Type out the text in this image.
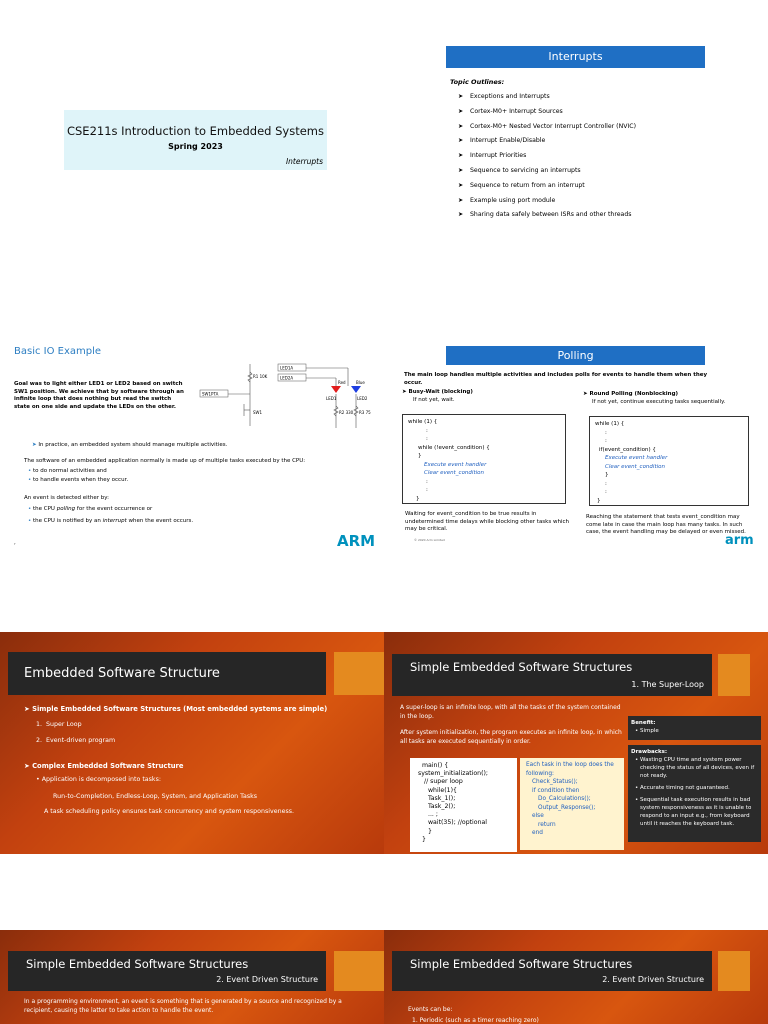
CSE211s Introduction to Embedded Systems
Spring 2023
Interrupts
Interrupts
Topic Outlines:
➤ Exceptions and Interrupts
➤ Cortex-M0+ Interrupt Sources
➤ Cortex-M0+ Nested Vector Interrupt Controller (NVIC)
➤ Interrupt Enable/Disable
➤ Interrupt Priorities
➤ Sequence to servicing an interrupts
➤ Sequence to return from an interrupt
➤ Example using port module
➤ Sharing data safely between ISRs and other threads
Basic IO Example
Goal was to light either LED1 or LED2 based on switch SW1 position. We achieve that by software through an infinite loop that does nothing but read the switch state on one side and update the LEDs on the other.
LED1A
LED2A
SW1PTA
R1 10K
SW1
Red	Blue
LED1	LED2
R2 330 R3 75
➤ In practice, an embedded system should manage multiple activities.
The software of an embedded application normally is made up of multiple tasks executed by the CPU:
• to do normal activities and
• to handle events when they occur.
An event is detected either by:
• the CPU polling for the event occurrence or
• the CPU is notified by an interrupt when the event occurs.
,	ARM
Polling
The main loop handles multiple activities and includes polls for events to handle them when they occur.
➤ Busy-Wait (blocking)
If not yet, wait.
➤ Round Polling (Nonblocking)
If not yet, continue executing tasks sequentially.
while (1) {
:
:
while (!event_condition) {
}
Execute event handler
Clear event_condition
:
:
}
while (1) {
:
:
if(event_condition) {
Execute event handler
Clear event_condition
}
:
:
}
Waiting for event_condition to be true results in undetermined time delays while blocking other tasks which may be critical.
Reaching the statement that tests event_condition may come late in case the main loop has many tasks. In such case, the event handling may be delayed or even missed.
© 2020 Arm Limited	arm
Embedded Software Structure
➤ Simple Embedded Software Structures (Most embedded systems are simple)
1.  Super Loop
2.  Event-driven program
➤ Complex Embedded Software Structure
• Application is decomposed into tasks:
Run-to-Completion, Endless-Loop, System, and Application Tasks
A task scheduling policy ensures task concurrency and system responsiveness.
Simple Embedded Software Structures
1. The Super-Loop
A super-loop is an infinite loop, with all the tasks of the system contained in the loop.
After system initialization, the program executes an infinite loop, in which all tasks are executed sequentially in order.
main() {
system_initialization();
// super loop
while(1){
Task_1();
Task_2();
... ;
wait(35); //optional
}
}
Each task in the loop does the following:
Check_Status();
if condition then
Do_Calculations();
Output_Response();
else
return
end
Benefit:
• Simple
Drawbacks:
• Wasting CPU time and system power checking the status of all devices, even if not ready.
• Accurate timing not guaranteed.
• Sequential task execution results in bad system responsiveness as it is unable to respond to an input e.g., from keyboard until it reaches the keyboard task.
Simple Embedded Software Structures
2. Event Driven Structure
In a programming environment, an event is something that is generated by a source and recognized by a recipient, causing the latter to take action to handle the event.
Simple Embedded Software Structures
2. Event Driven Structure
Events can be:
1. Periodic (such as a timer reaching zero)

- - - - -

**TASK REQUIREMENTS**
Write out every record above exactly as it stands, but leave out the pictures.

**FULL SOLUTION**
Type out the text in this image.
CSE211s Introduction to Embedded Systems
Spring 2023
Interrupts
Interrupts
Topic Outlines:
➤ Exceptions and Interrupts
➤ Cortex-M0+ Interrupt Sources
➤ Cortex-M0+ Nested Vector Interrupt Controller (NVIC)
➤ Interrupt Enable/Disable
➤ Interrupt Priorities
➤ Sequence to servicing an interrupts
➤ Sequence to return from an interrupt
➤ Example using port module
➤ Sharing data safely between ISRs and other threads
Basic IO Example
Goal was to light either LED1 or LED2 based on switch SW1 position. We achieve that by software through an infinite loop that does nothing but read the switch state on one side and update the LEDs on the other.
LED1A
LED2A
SW1PTA
R1 10K
SW1
Red	Blue
LED1	LED2
R2 330 R3 75
➤ In practice, an embedded system should manage multiple activities.
The software of an embedded application normally is made up of multiple tasks executed by the CPU:
• to do normal activities and
• to handle events when they occur.
An event is detected either by:
• the CPU polling for the event occurrence or
• the CPU is notified by an interrupt when the event occurs.
,	ARM
Polling
The main loop handles multiple activities and includes polls for events to handle them when they occur.
➤ Busy-Wait (blocking)
If not yet, wait.
➤ Round Polling (Nonblocking)
If not yet, continue executing tasks sequentially.
while (1) {
:
:
while (!event_condition) {
}
Execute event handler
Clear event_condition
:
:
}
while (1) {
:
:
if(event_condition) {
Execute event handler
Clear event_condition
}
:
:
}
Waiting for event_condition to be true results in undetermined time delays while blocking other tasks which may be critical.
Reaching the statement that tests event_condition may come late in case the main loop has many tasks. In such case, the event handling may be delayed or even missed.
© 2020 Arm Limited	arm
Embedded Software Structure
➤ Simple Embedded Software Structures (Most embedded systems are simple)
1.  Super Loop
2.  Event-driven program
➤ Complex Embedded Software Structure
• Application is decomposed into tasks:
Run-to-Completion, Endless-Loop, System, and Application Tasks
A task scheduling policy ensures task concurrency and system responsiveness.
Simple Embedded Software Structures
1. The Super-Loop
A super-loop is an infinite loop, with all the tasks of the system contained in the loop.
After system initialization, the program executes an infinite loop, in which all tasks are executed sequentially in order.
main() {
system_initialization();
// super loop
while(1){
Task_1();
Task_2();
... ;
wait(35); //optional
}
}
Each task in the loop does the following:
Check_Status();
if condition then
Do_Calculations();
Output_Response();
else
return
end
Benefit:
• Simple
Drawbacks:
• Wasting CPU time and system power checking the status of all devices, even if not ready.
• Accurate timing not guaranteed.
• Sequential task execution results in bad system responsiveness as it is unable to respond to an input e.g., from keyboard until it reaches the keyboard task.
Simple Embedded Software Structures
2. Event Driven Structure
In a programming environment, an event is something that is generated by a source and recognized by a recipient, causing the latter to take action to handle the event.
Simple Embedded Software Structures
2. Event Driven Structure
Events can be:
1. Periodic (such as a timer reaching zero)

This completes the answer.